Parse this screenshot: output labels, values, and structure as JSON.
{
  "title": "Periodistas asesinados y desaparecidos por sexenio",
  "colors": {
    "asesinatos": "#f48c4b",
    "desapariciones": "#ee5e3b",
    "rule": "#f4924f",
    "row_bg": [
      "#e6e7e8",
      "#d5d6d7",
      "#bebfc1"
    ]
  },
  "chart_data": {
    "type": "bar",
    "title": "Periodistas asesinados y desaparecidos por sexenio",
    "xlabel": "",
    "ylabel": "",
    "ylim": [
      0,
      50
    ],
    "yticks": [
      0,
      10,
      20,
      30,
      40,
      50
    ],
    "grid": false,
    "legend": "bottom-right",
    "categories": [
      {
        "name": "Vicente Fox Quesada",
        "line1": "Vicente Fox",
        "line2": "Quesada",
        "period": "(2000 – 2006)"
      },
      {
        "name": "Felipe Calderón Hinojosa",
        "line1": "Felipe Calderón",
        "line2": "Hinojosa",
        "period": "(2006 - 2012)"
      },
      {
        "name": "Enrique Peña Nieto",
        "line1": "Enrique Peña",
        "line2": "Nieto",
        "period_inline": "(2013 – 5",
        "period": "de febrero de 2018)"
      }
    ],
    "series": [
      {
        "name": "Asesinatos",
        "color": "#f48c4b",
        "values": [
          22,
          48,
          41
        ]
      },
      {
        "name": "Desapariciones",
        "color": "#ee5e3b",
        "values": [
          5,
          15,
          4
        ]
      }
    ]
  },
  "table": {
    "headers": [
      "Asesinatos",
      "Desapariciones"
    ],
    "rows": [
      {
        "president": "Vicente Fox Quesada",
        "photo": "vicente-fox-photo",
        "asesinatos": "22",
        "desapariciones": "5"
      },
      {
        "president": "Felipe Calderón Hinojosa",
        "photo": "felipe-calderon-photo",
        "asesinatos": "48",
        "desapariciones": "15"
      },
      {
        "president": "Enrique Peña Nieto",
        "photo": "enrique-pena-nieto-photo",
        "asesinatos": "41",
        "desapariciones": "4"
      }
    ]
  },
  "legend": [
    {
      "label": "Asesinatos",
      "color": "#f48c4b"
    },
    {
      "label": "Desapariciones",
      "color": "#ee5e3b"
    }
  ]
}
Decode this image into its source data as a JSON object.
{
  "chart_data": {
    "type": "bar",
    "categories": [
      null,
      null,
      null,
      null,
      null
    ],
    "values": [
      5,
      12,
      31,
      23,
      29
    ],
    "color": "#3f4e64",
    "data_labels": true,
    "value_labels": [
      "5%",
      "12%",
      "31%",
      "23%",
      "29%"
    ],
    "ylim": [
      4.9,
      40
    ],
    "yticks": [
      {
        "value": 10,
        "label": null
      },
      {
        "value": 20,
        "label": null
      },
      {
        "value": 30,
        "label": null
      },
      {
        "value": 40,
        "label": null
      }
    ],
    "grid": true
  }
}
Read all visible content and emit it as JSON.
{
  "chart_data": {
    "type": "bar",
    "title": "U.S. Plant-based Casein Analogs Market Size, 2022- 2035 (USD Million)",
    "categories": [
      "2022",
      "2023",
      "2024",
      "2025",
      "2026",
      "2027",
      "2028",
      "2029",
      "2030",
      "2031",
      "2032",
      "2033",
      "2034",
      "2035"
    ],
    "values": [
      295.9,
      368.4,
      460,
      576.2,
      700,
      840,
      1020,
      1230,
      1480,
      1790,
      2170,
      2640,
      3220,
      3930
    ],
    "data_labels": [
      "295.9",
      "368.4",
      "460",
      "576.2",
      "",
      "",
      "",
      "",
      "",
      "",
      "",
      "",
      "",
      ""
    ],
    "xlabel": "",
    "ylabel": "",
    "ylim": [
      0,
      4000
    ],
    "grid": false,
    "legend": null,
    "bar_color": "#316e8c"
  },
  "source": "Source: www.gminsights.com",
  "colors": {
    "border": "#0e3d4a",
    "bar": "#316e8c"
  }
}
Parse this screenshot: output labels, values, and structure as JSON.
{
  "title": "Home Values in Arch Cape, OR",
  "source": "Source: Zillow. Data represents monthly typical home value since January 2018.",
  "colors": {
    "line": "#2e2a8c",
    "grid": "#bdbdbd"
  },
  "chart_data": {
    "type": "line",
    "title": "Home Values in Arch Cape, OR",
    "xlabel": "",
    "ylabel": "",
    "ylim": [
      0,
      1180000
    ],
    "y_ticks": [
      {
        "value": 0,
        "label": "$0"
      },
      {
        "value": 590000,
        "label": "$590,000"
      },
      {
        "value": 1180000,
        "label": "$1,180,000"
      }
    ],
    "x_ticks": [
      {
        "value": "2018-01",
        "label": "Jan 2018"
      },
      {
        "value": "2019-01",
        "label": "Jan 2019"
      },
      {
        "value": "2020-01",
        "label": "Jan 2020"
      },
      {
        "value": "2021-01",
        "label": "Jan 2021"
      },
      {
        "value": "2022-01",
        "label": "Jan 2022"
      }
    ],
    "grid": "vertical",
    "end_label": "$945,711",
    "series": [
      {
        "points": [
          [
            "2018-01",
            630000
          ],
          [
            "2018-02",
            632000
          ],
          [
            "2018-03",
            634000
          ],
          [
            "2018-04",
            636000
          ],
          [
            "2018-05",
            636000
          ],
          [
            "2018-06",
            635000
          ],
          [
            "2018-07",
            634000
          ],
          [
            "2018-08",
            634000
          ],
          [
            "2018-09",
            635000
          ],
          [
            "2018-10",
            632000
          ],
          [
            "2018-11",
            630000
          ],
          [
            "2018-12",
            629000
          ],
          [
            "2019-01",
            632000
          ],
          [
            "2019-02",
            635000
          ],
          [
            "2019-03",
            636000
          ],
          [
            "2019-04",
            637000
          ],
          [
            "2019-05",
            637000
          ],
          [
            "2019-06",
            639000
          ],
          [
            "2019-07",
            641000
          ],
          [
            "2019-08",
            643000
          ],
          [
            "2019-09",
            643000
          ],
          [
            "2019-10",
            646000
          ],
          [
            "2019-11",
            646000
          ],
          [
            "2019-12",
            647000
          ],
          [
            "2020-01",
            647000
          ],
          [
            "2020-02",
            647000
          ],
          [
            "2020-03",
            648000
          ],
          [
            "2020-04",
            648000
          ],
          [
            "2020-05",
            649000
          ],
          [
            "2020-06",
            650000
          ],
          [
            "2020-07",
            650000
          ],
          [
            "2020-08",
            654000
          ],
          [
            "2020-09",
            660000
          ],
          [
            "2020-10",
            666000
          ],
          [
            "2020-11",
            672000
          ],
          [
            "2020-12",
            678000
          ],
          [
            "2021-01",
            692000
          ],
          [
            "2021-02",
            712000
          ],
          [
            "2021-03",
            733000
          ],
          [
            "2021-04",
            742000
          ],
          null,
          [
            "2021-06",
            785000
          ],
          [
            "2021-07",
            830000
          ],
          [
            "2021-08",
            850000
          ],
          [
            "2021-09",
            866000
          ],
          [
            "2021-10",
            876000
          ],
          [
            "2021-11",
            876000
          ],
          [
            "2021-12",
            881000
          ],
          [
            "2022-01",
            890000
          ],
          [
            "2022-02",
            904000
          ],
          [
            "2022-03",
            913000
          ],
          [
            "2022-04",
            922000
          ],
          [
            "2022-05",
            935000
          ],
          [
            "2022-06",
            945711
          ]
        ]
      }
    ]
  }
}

----

▶ Directions for this task
Repeat the material in full, exactly as it stands.

▶ The result
Parse this screenshot: output labels, values, and structure as JSON.
{
  "title": "Periodistas asesinados y desaparecidos por sexenio",
  "colors": {
    "asesinatos": "#f48c4b",
    "desapariciones": "#ee5e3b",
    "rule": "#f4924f",
    "row_bg": [
      "#e6e7e8",
      "#d5d6d7",
      "#bebfc1"
    ]
  },
  "chart_data": {
    "type": "bar",
    "title": "Periodistas asesinados y desaparecidos por sexenio",
    "xlabel": "",
    "ylabel": "",
    "ylim": [
      0,
      50
    ],
    "yticks": [
      0,
      10,
      20,
      30,
      40,
      50
    ],
    "grid": false,
    "legend": "bottom-right",
    "categories": [
      {
        "name": "Vicente Fox Quesada",
        "line1": "Vicente Fox",
        "line2": "Quesada",
        "period": "(2000 – 2006)"
      },
      {
        "name": "Felipe Calderón Hinojosa",
        "line1": "Felipe Calderón",
        "line2": "Hinojosa",
        "period": "(2006 - 2012)"
      },
      {
        "name": "Enrique Peña Nieto",
        "line1": "Enrique Peña",
        "line2": "Nieto",
        "period_inline": "(2013 – 5",
        "period": "de febrero de 2018)"
      }
    ],
    "series": [
      {
        "name": "Asesinatos",
        "color": "#f48c4b",
        "values": [
          22,
          48,
          41
        ]
      },
      {
        "name": "Desapariciones",
        "color": "#ee5e3b",
        "values": [
          5,
          15,
          4
        ]
      }
    ]
  },
  "table": {
    "headers": [
      "Asesinatos",
      "Desapariciones"
    ],
    "rows": [
      {
        "president": "Vicente Fox Quesada",
        "photo": "vicente-fox-photo",
        "asesinatos": "22",
        "desapariciones": "5"
      },
      {
        "president": "Felipe Calderón Hinojosa",
        "photo": "felipe-calderon-photo",
        "asesinatos": "48",
        "desapariciones": "15"
      },
      {
        "president": "Enrique Peña Nieto",
        "photo": "enrique-pena-nieto-photo",
        "asesinatos": "41",
        "desapariciones": "4"
      }
    ]
  },
  "legend": [
    {
      "label": "Asesinatos",
      "color": "#f48c4b"
    },
    {
      "label": "Desapariciones",
      "color": "#ee5e3b"
    }
  ]
}
Decode this image into its source data as a JSON object.
{
  "chart_data": {
    "type": "bar",
    "categories": [
      null,
      null,
      null,
      null,
      null
    ],
    "values": [
      5,
      12,
      31,
      23,
      29
    ],
    "color": "#3f4e64",
    "data_labels": true,
    "value_labels": [
      "5%",
      "12%",
      "31%",
      "23%",
      "29%"
    ],
    "ylim": [
      4.9,
      40
    ],
    "yticks": [
      {
        "value": 10,
        "label": null
      },
      {
        "value": 20,
        "label": null
      },
      {
        "value": 30,
        "label": null
      },
      {
        "value": 40,
        "label": null
      }
    ],
    "grid": true
  }
}
Read all visible content and emit it as JSON.
{
  "chart_data": {
    "type": "bar",
    "title": "U.S. Plant-based Casein Analogs Market Size, 2022- 2035 (USD Million)",
    "categories": [
      "2022",
      "2023",
      "2024",
      "2025",
      "2026",
      "2027",
      "2028",
      "2029",
      "2030",
      "2031",
      "2032",
      "2033",
      "2034",
      "2035"
    ],
    "values": [
      295.9,
      368.4,
      460,
      576.2,
      700,
      840,
      1020,
      1230,
      1480,
      1790,
      2170,
      2640,
      3220,
      3930
    ],
    "data_labels": [
      "295.9",
      "368.4",
      "460",
      "576.2",
      "",
      "",
      "",
      "",
      "",
      "",
      "",
      "",
      "",
      ""
    ],
    "xlabel": "",
    "ylabel": "",
    "ylim": [
      0,
      4000
    ],
    "grid": false,
    "legend": null,
    "bar_color": "#316e8c"
  },
  "source": "Source: www.gminsights.com",
  "colors": {
    "border": "#0e3d4a",
    "bar": "#316e8c"
  }
}
Parse this screenshot: output labels, values, and structure as JSON.
{
  "title": "Home Values in Arch Cape, OR",
  "source": "Source: Zillow. Data represents monthly typical home value since January 2018.",
  "colors": {
    "line": "#2e2a8c",
    "grid": "#bdbdbd"
  },
  "chart_data": {
    "type": "line",
    "title": "Home Values in Arch Cape, OR",
    "xlabel": "",
    "ylabel": "",
    "ylim": [
      0,
      1180000
    ],
    "y_ticks": [
      {
        "value": 0,
        "label": "$0"
      },
      {
        "value": 590000,
        "label": "$590,000"
      },
      {
        "value": 1180000,
        "label": "$1,180,000"
      }
    ],
    "x_ticks": [
      {
        "value": "2018-01",
        "label": "Jan 2018"
      },
      {
        "value": "2019-01",
        "label": "Jan 2019"
      },
      {
        "value": "2020-01",
        "label": "Jan 2020"
      },
      {
        "value": "2021-01",
        "label": "Jan 2021"
      },
      {
        "value": "2022-01",
        "label": "Jan 2022"
      }
    ],
    "grid": "vertical",
    "end_label": "$945,711",
    "series": [
      {
        "points": [
          [
            "2018-01",
            630000
          ],
          [
            "2018-02",
            632000
          ],
          [
            "2018-03",
            634000
          ],
          [
            "2018-04",
            636000
          ],
          [
            "2018-05",
            636000
          ],
          [
            "2018-06",
            635000
          ],
          [
            "2018-07",
            634000
          ],
          [
            "2018-08",
            634000
          ],
          [
            "2018-09",
            635000
          ],
          [
            "2018-10",
            632000
          ],
          [
            "2018-11",
            630000
          ],
          [
            "2018-12",
            629000
          ],
          [
            "2019-01",
            632000
          ],
          [
            "2019-02",
            635000
          ],
          [
            "2019-03",
            636000
          ],
          [
            "2019-04",
            637000
          ],
          [
            "2019-05",
            637000
          ],
          [
            "2019-06",
            639000
          ],
          [
            "2019-07",
            641000
          ],
          [
            "2019-08",
            643000
          ],
          [
            "2019-09",
            643000
          ],
          [
            "2019-10",
            646000
          ],
          [
            "2019-11",
            646000
          ],
          [
            "2019-12",
            647000
          ],
          [
            "2020-01",
            647000
          ],
          [
            "2020-02",
            647000
          ],
          [
            "2020-03",
            648000
          ],
          [
            "2020-04",
            648000
          ],
          [
            "2020-05",
            649000
          ],
          [
            "2020-06",
            650000
          ],
          [
            "2020-07",
            650000
          ],
          [
            "2020-08",
            654000
          ],
          [
            "2020-09",
            660000
          ],
          [
            "2020-10",
            666000
          ],
          [
            "2020-11",
            672000
          ],
          [
            "2020-12",
            678000
          ],
          [
            "2021-01",
            692000
          ],
          [
            "2021-02",
            712000
          ],
          [
            "2021-03",
            733000
          ],
          [
            "2021-04",
            742000
          ],
          null,
          [
            "2021-06",
            785000
          ],
          [
            "2021-07",
            830000
          ],
          [
            "2021-08",
            850000
          ],
          [
            "2021-09",
            866000
          ],
          [
            "2021-10",
            876000
          ],
          [
            "2021-11",
            876000
          ],
          [
            "2021-12",
            881000
          ],
          [
            "2022-01",
            890000
          ],
          [
            "2022-02",
            904000
          ],
          [
            "2022-03",
            913000
          ],
          [
            "2022-04",
            922000
          ],
          [
            "2022-05",
            935000
          ],
          [
            "2022-06",
            945711
          ]
        ]
      }
    ]
  }
}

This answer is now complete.